_Written exercise:_ Please give the data below again in full, exactly as it stands.

[Start of Input for this task]

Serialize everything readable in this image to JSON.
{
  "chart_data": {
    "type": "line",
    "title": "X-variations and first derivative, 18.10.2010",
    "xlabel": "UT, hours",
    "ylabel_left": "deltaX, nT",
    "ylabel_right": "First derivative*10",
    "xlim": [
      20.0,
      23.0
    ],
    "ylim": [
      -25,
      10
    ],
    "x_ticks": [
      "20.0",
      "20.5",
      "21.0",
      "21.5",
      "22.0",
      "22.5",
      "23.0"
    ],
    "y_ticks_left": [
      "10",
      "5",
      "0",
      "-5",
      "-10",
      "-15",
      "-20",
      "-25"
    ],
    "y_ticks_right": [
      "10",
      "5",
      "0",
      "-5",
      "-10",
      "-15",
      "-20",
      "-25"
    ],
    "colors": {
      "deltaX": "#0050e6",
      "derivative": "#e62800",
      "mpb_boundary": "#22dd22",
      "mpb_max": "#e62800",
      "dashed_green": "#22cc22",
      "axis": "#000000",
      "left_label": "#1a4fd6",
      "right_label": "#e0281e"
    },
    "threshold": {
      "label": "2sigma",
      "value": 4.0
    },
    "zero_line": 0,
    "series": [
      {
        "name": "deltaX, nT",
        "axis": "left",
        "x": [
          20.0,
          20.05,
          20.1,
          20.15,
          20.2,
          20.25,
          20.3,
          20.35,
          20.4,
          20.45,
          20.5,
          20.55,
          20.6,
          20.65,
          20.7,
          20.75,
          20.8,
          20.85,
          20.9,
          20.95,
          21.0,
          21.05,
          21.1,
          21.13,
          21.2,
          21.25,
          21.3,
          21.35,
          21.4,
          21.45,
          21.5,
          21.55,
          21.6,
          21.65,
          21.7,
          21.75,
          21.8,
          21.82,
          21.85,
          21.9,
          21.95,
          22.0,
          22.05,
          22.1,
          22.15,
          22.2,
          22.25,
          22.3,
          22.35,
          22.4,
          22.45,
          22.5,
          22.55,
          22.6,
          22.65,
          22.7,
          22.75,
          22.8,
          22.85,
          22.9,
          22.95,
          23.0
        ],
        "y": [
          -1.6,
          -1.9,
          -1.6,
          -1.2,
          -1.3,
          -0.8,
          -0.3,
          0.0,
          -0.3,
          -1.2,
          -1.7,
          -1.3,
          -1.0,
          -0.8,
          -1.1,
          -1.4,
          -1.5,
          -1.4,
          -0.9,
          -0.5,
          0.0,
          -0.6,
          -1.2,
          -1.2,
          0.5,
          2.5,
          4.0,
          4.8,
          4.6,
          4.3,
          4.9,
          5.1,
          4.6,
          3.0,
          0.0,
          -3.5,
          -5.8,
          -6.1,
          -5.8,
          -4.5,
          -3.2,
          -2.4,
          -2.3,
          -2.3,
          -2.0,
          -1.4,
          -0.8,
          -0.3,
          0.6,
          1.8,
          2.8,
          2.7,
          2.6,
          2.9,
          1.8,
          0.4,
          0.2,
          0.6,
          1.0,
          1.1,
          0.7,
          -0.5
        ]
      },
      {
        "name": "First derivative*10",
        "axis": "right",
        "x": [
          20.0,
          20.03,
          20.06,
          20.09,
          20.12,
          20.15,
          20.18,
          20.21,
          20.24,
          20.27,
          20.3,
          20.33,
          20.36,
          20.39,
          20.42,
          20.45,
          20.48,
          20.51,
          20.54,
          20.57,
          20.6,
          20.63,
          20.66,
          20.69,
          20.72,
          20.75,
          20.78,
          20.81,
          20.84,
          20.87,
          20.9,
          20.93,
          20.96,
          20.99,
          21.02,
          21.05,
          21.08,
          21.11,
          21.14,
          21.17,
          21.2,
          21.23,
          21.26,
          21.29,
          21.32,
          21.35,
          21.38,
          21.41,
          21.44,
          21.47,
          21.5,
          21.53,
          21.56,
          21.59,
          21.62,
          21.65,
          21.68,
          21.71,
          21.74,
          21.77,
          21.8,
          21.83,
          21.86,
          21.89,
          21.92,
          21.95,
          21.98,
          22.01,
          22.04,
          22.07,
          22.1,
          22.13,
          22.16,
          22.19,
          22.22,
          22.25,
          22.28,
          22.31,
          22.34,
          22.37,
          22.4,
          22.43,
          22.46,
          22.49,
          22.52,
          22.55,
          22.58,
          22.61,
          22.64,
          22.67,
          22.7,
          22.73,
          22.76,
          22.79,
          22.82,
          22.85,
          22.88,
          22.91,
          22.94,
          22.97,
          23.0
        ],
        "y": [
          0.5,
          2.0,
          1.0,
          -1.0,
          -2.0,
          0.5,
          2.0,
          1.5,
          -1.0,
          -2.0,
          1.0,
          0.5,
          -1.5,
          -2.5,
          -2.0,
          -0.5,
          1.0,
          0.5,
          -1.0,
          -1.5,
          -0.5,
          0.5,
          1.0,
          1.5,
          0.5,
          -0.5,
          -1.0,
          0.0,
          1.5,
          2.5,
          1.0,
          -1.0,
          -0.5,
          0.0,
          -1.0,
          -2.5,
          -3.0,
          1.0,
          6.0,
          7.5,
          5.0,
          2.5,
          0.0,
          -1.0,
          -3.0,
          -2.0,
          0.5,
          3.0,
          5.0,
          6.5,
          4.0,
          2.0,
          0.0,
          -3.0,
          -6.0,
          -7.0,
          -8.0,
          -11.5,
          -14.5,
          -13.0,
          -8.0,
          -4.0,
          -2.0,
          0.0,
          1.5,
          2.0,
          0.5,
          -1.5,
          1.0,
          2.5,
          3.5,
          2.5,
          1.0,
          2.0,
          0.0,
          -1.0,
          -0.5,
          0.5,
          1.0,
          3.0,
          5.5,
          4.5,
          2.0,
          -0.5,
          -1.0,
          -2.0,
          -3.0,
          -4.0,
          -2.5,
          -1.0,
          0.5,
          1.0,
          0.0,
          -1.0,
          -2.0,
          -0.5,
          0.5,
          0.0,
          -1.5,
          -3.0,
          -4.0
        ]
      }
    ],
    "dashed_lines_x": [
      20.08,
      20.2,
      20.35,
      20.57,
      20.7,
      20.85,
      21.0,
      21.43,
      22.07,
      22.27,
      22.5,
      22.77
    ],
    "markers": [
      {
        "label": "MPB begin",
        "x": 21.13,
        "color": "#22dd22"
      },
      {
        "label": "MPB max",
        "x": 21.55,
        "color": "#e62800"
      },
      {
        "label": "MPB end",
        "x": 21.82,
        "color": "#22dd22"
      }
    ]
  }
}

[End of Input for this task]

_Answer to the task:_
Serialize everything readable in this image to JSON.
{
  "chart_data": {
    "type": "line",
    "title": "X-variations and first derivative, 18.10.2010",
    "xlabel": "UT, hours",
    "ylabel_left": "deltaX, nT",
    "ylabel_right": "First derivative*10",
    "xlim": [
      20.0,
      23.0
    ],
    "ylim": [
      -25,
      10
    ],
    "x_ticks": [
      "20.0",
      "20.5",
      "21.0",
      "21.5",
      "22.0",
      "22.5",
      "23.0"
    ],
    "y_ticks_left": [
      "10",
      "5",
      "0",
      "-5",
      "-10",
      "-15",
      "-20",
      "-25"
    ],
    "y_ticks_right": [
      "10",
      "5",
      "0",
      "-5",
      "-10",
      "-15",
      "-20",
      "-25"
    ],
    "colors": {
      "deltaX": "#0050e6",
      "derivative": "#e62800",
      "mpb_boundary": "#22dd22",
      "mpb_max": "#e62800",
      "dashed_green": "#22cc22",
      "axis": "#000000",
      "left_label": "#1a4fd6",
      "right_label": "#e0281e"
    },
    "threshold": {
      "label": "2sigma",
      "value": 4.0
    },
    "zero_line": 0,
    "series": [
      {
        "name": "deltaX, nT",
        "axis": "left",
        "x": [
          20.0,
          20.05,
          20.1,
          20.15,
          20.2,
          20.25,
          20.3,
          20.35,
          20.4,
          20.45,
          20.5,
          20.55,
          20.6,
          20.65,
          20.7,
          20.75,
          20.8,
          20.85,
          20.9,
          20.95,
          21.0,
          21.05,
          21.1,
          21.13,
          21.2,
          21.25,
          21.3,
          21.35,
          21.4,
          21.45,
          21.5,
          21.55,
          21.6,
          21.65,
          21.7,
          21.75,
          21.8,
          21.82,
          21.85,
          21.9,
          21.95,
          22.0,
          22.05,
          22.1,
          22.15,
          22.2,
          22.25,
          22.3,
          22.35,
          22.4,
          22.45,
          22.5,
          22.55,
          22.6,
          22.65,
          22.7,
          22.75,
          22.8,
          22.85,
          22.9,
          22.95,
          23.0
        ],
        "y": [
          -1.6,
          -1.9,
          -1.6,
          -1.2,
          -1.3,
          -0.8,
          -0.3,
          0.0,
          -0.3,
          -1.2,
          -1.7,
          -1.3,
          -1.0,
          -0.8,
          -1.1,
          -1.4,
          -1.5,
          -1.4,
          -0.9,
          -0.5,
          0.0,
          -0.6,
          -1.2,
          -1.2,
          0.5,
          2.5,
          4.0,
          4.8,
          4.6,
          4.3,
          4.9,
          5.1,
          4.6,
          3.0,
          0.0,
          -3.5,
          -5.8,
          -6.1,
          -5.8,
          -4.5,
          -3.2,
          -2.4,
          -2.3,
          -2.3,
          -2.0,
          -1.4,
          -0.8,
          -0.3,
          0.6,
          1.8,
          2.8,
          2.7,
          2.6,
          2.9,
          1.8,
          0.4,
          0.2,
          0.6,
          1.0,
          1.1,
          0.7,
          -0.5
        ]
      },
      {
        "name": "First derivative*10",
        "axis": "right",
        "x": [
          20.0,
          20.03,
          20.06,
          20.09,
          20.12,
          20.15,
          20.18,
          20.21,
          20.24,
          20.27,
          20.3,
          20.33,
          20.36,
          20.39,
          20.42,
          20.45,
          20.48,
          20.51,
          20.54,
          20.57,
          20.6,
          20.63,
          20.66,
          20.69,
          20.72,
          20.75,
          20.78,
          20.81,
          20.84,
          20.87,
          20.9,
          20.93,
          20.96,
          20.99,
          21.02,
          21.05,
          21.08,
          21.11,
          21.14,
          21.17,
          21.2,
          21.23,
          21.26,
          21.29,
          21.32,
          21.35,
          21.38,
          21.41,
          21.44,
          21.47,
          21.5,
          21.53,
          21.56,
          21.59,
          21.62,
          21.65,
          21.68,
          21.71,
          21.74,
          21.77,
          21.8,
          21.83,
          21.86,
          21.89,
          21.92,
          21.95,
          21.98,
          22.01,
          22.04,
          22.07,
          22.1,
          22.13,
          22.16,
          22.19,
          22.22,
          22.25,
          22.28,
          22.31,
          22.34,
          22.37,
          22.4,
          22.43,
          22.46,
          22.49,
          22.52,
          22.55,
          22.58,
          22.61,
          22.64,
          22.67,
          22.7,
          22.73,
          22.76,
          22.79,
          22.82,
          22.85,
          22.88,
          22.91,
          22.94,
          22.97,
          23.0
        ],
        "y": [
          0.5,
          2.0,
          1.0,
          -1.0,
          -2.0,
          0.5,
          2.0,
          1.5,
          -1.0,
          -2.0,
          1.0,
          0.5,
          -1.5,
          -2.5,
          -2.0,
          -0.5,
          1.0,
          0.5,
          -1.0,
          -1.5,
          -0.5,
          0.5,
          1.0,
          1.5,
          0.5,
          -0.5,
          -1.0,
          0.0,
          1.5,
          2.5,
          1.0,
          -1.0,
          -0.5,
          0.0,
          -1.0,
          -2.5,
          -3.0,
          1.0,
          6.0,
          7.5,
          5.0,
          2.5,
          0.0,
          -1.0,
          -3.0,
          -2.0,
          0.5,
          3.0,
          5.0,
          6.5,
          4.0,
          2.0,
          0.0,
          -3.0,
          -6.0,
          -7.0,
          -8.0,
          -11.5,
          -14.5,
          -13.0,
          -8.0,
          -4.0,
          -2.0,
          0.0,
          1.5,
          2.0,
          0.5,
          -1.5,
          1.0,
          2.5,
          3.5,
          2.5,
          1.0,
          2.0,
          0.0,
          -1.0,
          -0.5,
          0.5,
          1.0,
          3.0,
          5.5,
          4.5,
          2.0,
          -0.5,
          -1.0,
          -2.0,
          -3.0,
          -4.0,
          -2.5,
          -1.0,
          0.5,
          1.0,
          0.0,
          -1.0,
          -2.0,
          -0.5,
          0.5,
          0.0,
          -1.5,
          -3.0,
          -4.0
        ]
      }
    ],
    "dashed_lines_x": [
      20.08,
      20.2,
      20.35,
      20.57,
      20.7,
      20.85,
      21.0,
      21.43,
      22.07,
      22.27,
      22.5,
      22.77
    ],
    "markers": [
      {
        "label": "MPB begin",
        "x": 21.13,
        "color": "#22dd22"
      },
      {
        "label": "MPB max",
        "x": 21.55,
        "color": "#e62800"
      },
      {
        "label": "MPB end",
        "x": 21.82,
        "color": "#22dd22"
      }
    ]
  }
}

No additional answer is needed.